Dataset rows
══════════════════════════════

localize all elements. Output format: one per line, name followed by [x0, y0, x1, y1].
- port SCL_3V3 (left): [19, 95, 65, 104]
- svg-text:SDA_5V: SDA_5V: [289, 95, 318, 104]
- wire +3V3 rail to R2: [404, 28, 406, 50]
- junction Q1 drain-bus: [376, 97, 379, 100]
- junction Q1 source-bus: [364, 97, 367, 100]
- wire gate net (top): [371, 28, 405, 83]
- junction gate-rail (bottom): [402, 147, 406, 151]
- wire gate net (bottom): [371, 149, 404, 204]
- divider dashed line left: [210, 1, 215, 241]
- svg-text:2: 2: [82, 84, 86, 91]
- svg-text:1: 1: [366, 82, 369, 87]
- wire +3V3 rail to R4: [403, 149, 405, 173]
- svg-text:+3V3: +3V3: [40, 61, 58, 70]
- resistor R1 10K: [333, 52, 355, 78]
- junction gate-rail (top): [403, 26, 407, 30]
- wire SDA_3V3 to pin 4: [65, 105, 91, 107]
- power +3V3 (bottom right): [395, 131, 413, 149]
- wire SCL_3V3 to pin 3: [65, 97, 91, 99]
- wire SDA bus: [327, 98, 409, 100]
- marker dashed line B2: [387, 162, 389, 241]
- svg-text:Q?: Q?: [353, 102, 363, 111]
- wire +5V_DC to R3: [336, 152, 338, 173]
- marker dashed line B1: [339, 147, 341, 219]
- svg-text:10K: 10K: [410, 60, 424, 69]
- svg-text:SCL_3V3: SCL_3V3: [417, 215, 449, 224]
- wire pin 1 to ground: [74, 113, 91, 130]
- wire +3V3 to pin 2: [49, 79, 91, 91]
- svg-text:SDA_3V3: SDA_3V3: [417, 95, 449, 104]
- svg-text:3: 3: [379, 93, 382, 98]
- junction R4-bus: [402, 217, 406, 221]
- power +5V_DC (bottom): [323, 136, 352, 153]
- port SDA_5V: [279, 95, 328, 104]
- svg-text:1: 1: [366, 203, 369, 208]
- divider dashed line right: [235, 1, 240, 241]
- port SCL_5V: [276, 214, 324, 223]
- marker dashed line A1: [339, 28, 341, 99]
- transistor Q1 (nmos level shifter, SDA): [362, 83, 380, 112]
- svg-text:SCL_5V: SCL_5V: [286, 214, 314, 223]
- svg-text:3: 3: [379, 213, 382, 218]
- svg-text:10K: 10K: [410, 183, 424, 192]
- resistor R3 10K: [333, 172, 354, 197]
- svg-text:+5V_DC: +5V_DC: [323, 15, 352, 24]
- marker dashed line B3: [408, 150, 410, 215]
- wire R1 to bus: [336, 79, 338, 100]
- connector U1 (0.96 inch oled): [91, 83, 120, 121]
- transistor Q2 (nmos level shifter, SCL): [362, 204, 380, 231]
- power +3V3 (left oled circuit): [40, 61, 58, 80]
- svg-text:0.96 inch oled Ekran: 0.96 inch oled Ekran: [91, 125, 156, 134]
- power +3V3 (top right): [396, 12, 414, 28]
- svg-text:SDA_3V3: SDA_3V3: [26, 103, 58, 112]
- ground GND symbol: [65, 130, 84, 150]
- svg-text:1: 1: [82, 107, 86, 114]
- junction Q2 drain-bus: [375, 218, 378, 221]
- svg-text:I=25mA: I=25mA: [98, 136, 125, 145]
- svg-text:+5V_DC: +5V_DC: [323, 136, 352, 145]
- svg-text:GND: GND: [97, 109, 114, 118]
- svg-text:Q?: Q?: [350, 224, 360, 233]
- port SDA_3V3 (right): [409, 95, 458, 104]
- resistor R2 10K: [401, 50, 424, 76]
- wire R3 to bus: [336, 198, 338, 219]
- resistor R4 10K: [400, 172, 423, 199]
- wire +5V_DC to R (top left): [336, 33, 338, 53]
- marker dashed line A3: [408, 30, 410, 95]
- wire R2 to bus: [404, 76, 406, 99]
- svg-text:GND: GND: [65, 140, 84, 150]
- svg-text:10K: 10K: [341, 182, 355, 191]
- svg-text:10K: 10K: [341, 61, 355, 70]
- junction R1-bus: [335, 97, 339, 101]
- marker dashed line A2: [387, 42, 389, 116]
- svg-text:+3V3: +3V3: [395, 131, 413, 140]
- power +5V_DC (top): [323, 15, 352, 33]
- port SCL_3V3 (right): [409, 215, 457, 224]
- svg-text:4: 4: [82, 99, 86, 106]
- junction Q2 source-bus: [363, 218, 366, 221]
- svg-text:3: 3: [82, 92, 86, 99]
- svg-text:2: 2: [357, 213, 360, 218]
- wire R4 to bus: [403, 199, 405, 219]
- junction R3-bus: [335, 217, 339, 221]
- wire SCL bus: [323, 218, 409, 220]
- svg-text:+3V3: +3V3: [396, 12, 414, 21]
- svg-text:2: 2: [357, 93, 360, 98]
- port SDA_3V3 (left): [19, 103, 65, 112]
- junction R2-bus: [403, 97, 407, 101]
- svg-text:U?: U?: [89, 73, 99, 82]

══════════════════════════════

• [GOAL OF THE EXERCISE]:
Rewrite the data above with every "junction" changed to "node". Leave all other text as it is.

• [SOLUTION TO THE PROBLEM]:
localize all elements. Output format: one per line, name followed by [x0, y0, x1, y1].
- port SCL_3V3 (left): [19, 95, 65, 104]
- svg-text:SDA_5V: SDA_5V: [289, 95, 318, 104]
- wire +3V3 rail to R2: [404, 28, 406, 50]
- node Q1 drain-bus: [376, 97, 379, 100]
- node Q1 source-bus: [364, 97, 367, 100]
- wire gate net (top): [371, 28, 405, 83]
- node gate-rail (bottom): [402, 147, 406, 151]
- wire gate net (bottom): [371, 149, 404, 204]
- divider dashed line left: [210, 1, 215, 241]
- svg-text:2: 2: [82, 84, 86, 91]
- svg-text:1: 1: [366, 82, 369, 87]
- wire +3V3 rail to R4: [403, 149, 405, 173]
- svg-text:+3V3: +3V3: [40, 61, 58, 70]
- resistor R1 10K: [333, 52, 355, 78]
- node gate-rail (top): [403, 26, 407, 30]
- wire SDA_3V3 to pin 4: [65, 105, 91, 107]
- power +3V3 (bottom right): [395, 131, 413, 149]
- wire SCL_3V3 to pin 3: [65, 97, 91, 99]
- wire SDA bus: [327, 98, 409, 100]
- marker dashed line B2: [387, 162, 389, 241]
- svg-text:Q?: Q?: [353, 102, 363, 111]
- wire +5V_DC to R3: [336, 152, 338, 173]
- marker dashed line B1: [339, 147, 341, 219]
- svg-text:10K: 10K: [410, 60, 424, 69]
- svg-text:SCL_3V3: SCL_3V3: [417, 215, 449, 224]
- wire pin 1 to ground: [74, 113, 91, 130]
- wire +3V3 to pin 2: [49, 79, 91, 91]
- svg-text:SDA_3V3: SDA_3V3: [417, 95, 449, 104]
- svg-text:3: 3: [379, 93, 382, 98]
- node R4-bus: [402, 217, 406, 221]
- power +5V_DC (bottom): [323, 136, 352, 153]
- port SDA_5V: [279, 95, 328, 104]
- svg-text:1: 1: [366, 203, 369, 208]
- divider dashed line right: [235, 1, 240, 241]
- port SCL_5V: [276, 214, 324, 223]
- marker dashed line A1: [339, 28, 341, 99]
- transistor Q1 (nmos level shifter, SDA): [362, 83, 380, 112]
- svg-text:SCL_5V: SCL_5V: [286, 214, 314, 223]
- svg-text:3: 3: [379, 213, 382, 218]
- svg-text:10K: 10K: [410, 183, 424, 192]
- resistor R3 10K: [333, 172, 354, 197]
- svg-text:+5V_DC: +5V_DC: [323, 15, 352, 24]
- marker dashed line B3: [408, 150, 410, 215]
- wire R1 to bus: [336, 79, 338, 100]
- connector U1 (0.96 inch oled): [91, 83, 120, 121]
- transistor Q2 (nmos level shifter, SCL): [362, 204, 380, 231]
- power +3V3 (left oled circuit): [40, 61, 58, 80]
- svg-text:0.96 inch oled Ekran: 0.96 inch oled Ekran: [91, 125, 156, 134]
- power +3V3 (top right): [396, 12, 414, 28]
- svg-text:SDA_3V3: SDA_3V3: [26, 103, 58, 112]
- ground GND symbol: [65, 130, 84, 150]
- svg-text:1: 1: [82, 107, 86, 114]
- node Q2 drain-bus: [375, 218, 378, 221]
- svg-text:I=25mA: I=25mA: [98, 136, 125, 145]
- svg-text:+5V_DC: +5V_DC: [323, 136, 352, 145]
- svg-text:GND: GND: [97, 109, 114, 118]
- svg-text:Q?: Q?: [350, 224, 360, 233]
- port SDA_3V3 (right): [409, 95, 458, 104]
- resistor R2 10K: [401, 50, 424, 76]
- wire R3 to bus: [336, 198, 338, 219]
- resistor R4 10K: [400, 172, 423, 199]
- wire +5V_DC to R (top left): [336, 33, 338, 53]
- marker dashed line A3: [408, 30, 410, 95]
- wire R2 to bus: [404, 76, 406, 99]
- svg-text:GND: GND: [65, 140, 84, 150]
- svg-text:10K: 10K: [341, 182, 355, 191]
- svg-text:10K: 10K: [341, 61, 355, 70]
- node R1-bus: [335, 97, 339, 101]
- marker dashed line A2: [387, 42, 389, 116]
- svg-text:+3V3: +3V3: [395, 131, 413, 140]
- power +5V_DC (top): [323, 15, 352, 33]
- port SCL_3V3 (right): [409, 215, 457, 224]
- svg-text:4: 4: [82, 99, 86, 106]
- node Q2 source-bus: [363, 218, 366, 221]
- svg-text:3: 3: [82, 92, 86, 99]
- svg-text:2: 2: [357, 213, 360, 218]
- wire R4 to bus: [403, 199, 405, 219]
- node R3-bus: [335, 217, 339, 221]
- wire SCL bus: [323, 218, 409, 220]
- svg-text:+3V3: +3V3: [396, 12, 414, 21]
- svg-text:2: 2: [357, 93, 360, 98]
- port SDA_3V3 (left): [19, 103, 65, 112]
- node R2-bus: [403, 97, 407, 101]
- svg-text:U?: U?: [89, 73, 99, 82]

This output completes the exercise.